## What you are asked to do:
Check each line of the records below for the word "Simplify" and copy those where it appears.
↓↓↓
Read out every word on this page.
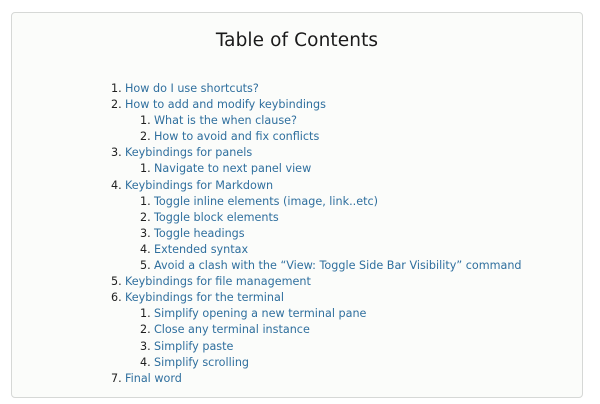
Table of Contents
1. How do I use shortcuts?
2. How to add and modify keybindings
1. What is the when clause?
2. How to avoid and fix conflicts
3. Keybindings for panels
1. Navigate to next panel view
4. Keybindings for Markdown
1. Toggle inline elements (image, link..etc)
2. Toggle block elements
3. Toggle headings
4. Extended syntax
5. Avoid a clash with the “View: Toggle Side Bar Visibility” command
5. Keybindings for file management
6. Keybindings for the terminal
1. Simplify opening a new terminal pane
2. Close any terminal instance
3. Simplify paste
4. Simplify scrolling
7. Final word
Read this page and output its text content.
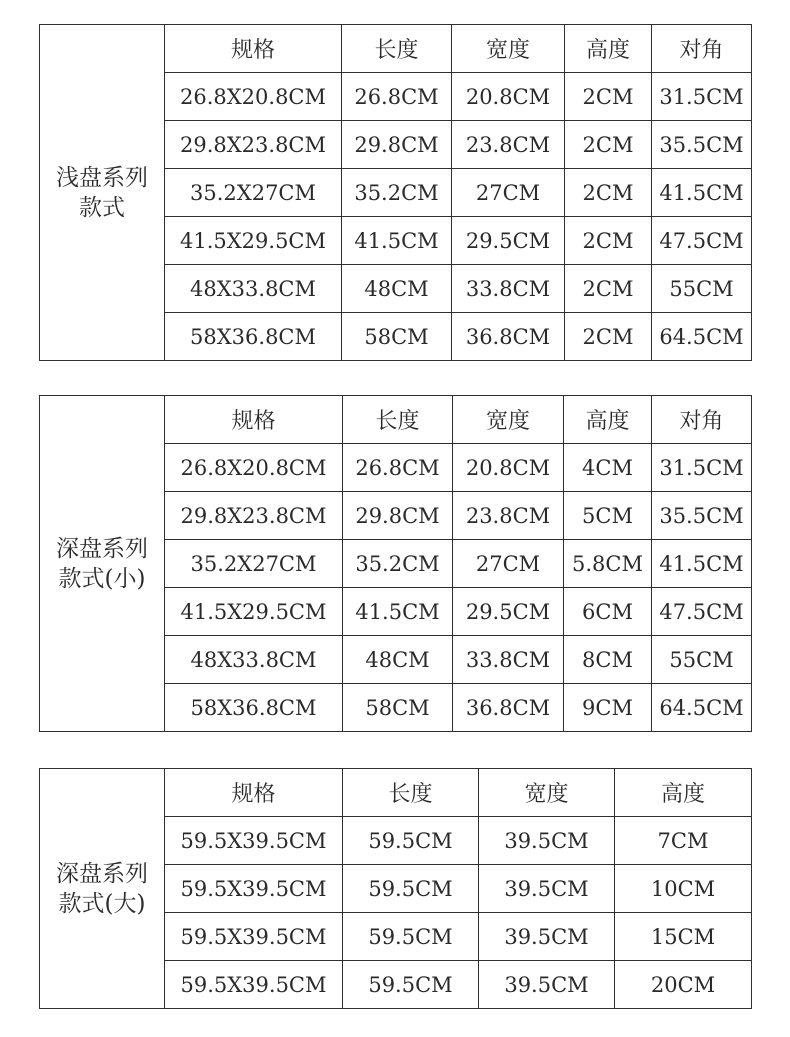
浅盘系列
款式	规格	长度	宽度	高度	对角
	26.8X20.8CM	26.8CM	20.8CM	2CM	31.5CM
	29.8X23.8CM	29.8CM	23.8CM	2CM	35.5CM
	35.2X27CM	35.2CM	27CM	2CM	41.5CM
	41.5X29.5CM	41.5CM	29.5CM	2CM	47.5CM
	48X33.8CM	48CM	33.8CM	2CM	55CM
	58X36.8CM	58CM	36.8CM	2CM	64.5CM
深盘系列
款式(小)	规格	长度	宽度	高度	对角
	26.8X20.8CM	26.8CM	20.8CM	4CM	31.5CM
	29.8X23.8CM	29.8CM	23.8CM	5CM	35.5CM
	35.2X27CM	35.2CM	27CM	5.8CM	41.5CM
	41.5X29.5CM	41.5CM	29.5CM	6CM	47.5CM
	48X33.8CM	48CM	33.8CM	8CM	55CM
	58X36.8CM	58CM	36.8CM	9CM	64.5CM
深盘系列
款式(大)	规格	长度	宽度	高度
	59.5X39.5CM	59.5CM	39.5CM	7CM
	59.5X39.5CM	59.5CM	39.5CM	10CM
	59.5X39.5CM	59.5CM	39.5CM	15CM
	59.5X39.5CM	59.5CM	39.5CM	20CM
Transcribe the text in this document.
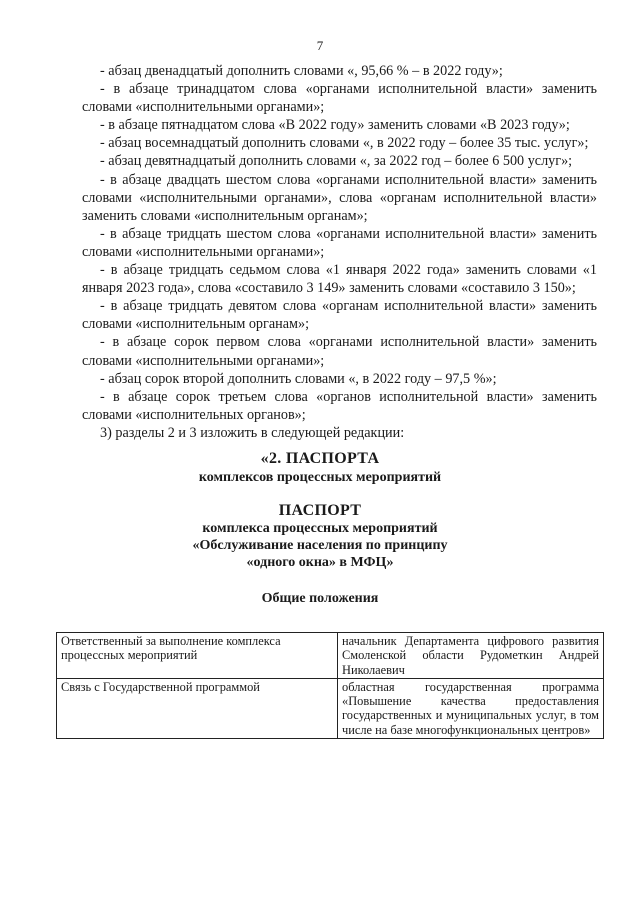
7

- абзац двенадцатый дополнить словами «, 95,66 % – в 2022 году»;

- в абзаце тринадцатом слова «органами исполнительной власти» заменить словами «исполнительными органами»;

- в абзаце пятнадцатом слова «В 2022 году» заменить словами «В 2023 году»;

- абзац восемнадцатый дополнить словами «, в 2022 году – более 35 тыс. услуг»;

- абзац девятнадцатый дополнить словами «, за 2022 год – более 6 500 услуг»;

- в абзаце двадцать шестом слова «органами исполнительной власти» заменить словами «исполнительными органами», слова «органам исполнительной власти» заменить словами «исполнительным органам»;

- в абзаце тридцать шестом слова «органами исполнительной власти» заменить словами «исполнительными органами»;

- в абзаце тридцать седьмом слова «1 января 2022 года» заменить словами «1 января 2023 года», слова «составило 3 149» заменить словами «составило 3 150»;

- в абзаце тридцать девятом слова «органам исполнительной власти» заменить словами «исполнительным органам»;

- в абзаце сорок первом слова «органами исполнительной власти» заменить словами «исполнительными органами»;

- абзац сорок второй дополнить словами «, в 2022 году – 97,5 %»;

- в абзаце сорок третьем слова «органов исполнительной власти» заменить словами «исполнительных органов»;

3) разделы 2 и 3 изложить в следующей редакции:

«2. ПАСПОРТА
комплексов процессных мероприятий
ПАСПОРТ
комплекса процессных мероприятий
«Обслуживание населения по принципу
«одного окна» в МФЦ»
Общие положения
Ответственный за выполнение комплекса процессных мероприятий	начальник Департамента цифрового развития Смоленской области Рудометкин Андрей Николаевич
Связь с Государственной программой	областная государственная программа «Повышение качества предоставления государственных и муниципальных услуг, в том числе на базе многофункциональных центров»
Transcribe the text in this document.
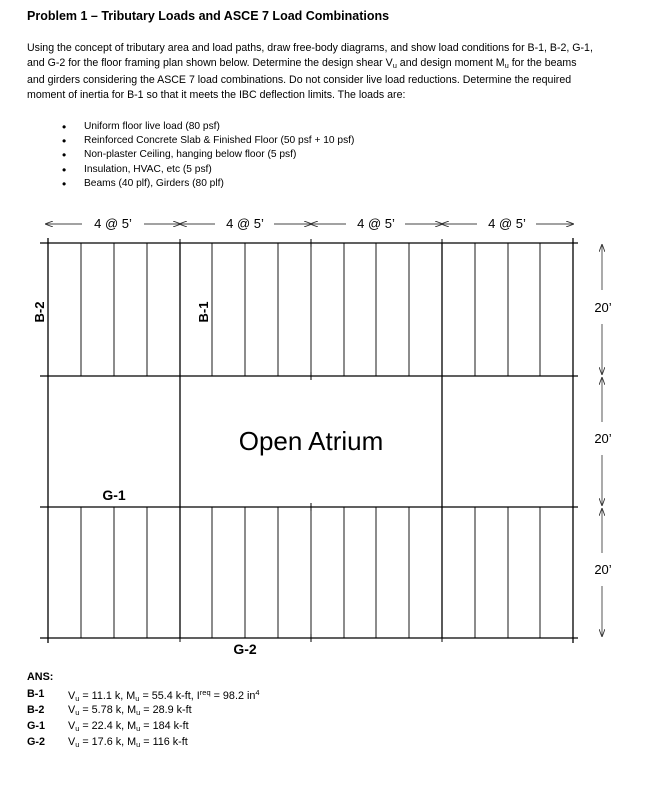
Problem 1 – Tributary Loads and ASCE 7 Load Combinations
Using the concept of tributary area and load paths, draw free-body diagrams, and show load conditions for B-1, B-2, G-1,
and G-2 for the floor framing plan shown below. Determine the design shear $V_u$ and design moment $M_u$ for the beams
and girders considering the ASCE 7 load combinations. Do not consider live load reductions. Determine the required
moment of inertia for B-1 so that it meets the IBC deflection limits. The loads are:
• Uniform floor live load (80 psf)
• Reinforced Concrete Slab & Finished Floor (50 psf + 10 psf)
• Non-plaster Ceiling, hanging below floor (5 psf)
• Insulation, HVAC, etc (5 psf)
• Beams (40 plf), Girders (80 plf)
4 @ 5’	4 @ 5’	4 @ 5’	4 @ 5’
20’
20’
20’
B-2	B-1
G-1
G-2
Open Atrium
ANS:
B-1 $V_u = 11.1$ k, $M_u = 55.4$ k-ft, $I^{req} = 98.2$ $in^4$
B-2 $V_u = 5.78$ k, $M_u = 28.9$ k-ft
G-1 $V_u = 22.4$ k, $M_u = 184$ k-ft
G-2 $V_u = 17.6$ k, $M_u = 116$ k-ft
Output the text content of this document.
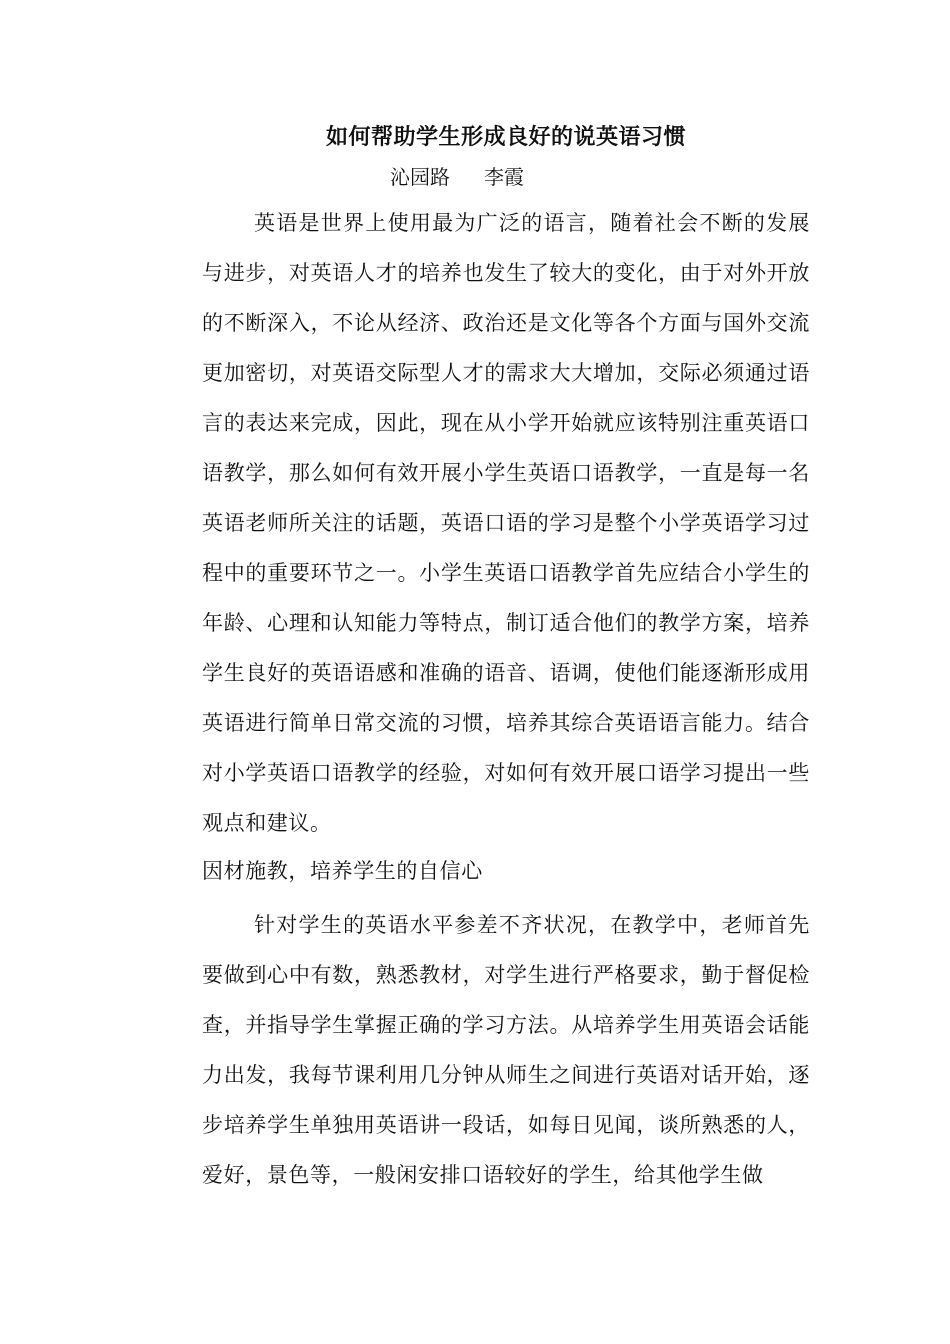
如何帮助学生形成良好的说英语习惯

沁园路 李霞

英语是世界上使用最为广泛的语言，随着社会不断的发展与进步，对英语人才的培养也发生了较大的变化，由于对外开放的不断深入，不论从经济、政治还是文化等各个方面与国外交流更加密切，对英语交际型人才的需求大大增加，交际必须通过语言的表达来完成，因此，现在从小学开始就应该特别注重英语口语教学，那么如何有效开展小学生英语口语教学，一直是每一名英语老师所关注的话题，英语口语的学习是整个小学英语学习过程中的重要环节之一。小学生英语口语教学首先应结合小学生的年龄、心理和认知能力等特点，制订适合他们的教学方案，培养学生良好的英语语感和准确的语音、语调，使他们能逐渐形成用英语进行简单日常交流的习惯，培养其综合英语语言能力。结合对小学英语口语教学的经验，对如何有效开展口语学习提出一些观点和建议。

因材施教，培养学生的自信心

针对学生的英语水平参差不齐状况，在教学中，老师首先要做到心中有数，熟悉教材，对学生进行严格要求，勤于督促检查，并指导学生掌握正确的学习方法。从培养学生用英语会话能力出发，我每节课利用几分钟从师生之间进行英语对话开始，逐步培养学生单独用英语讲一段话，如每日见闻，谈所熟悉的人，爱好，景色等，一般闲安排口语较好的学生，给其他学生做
↑↑↑
## Solution for this exercise:
1. Simplify opening a new terminal pane
3. Simplify paste
4. Simplify scrolling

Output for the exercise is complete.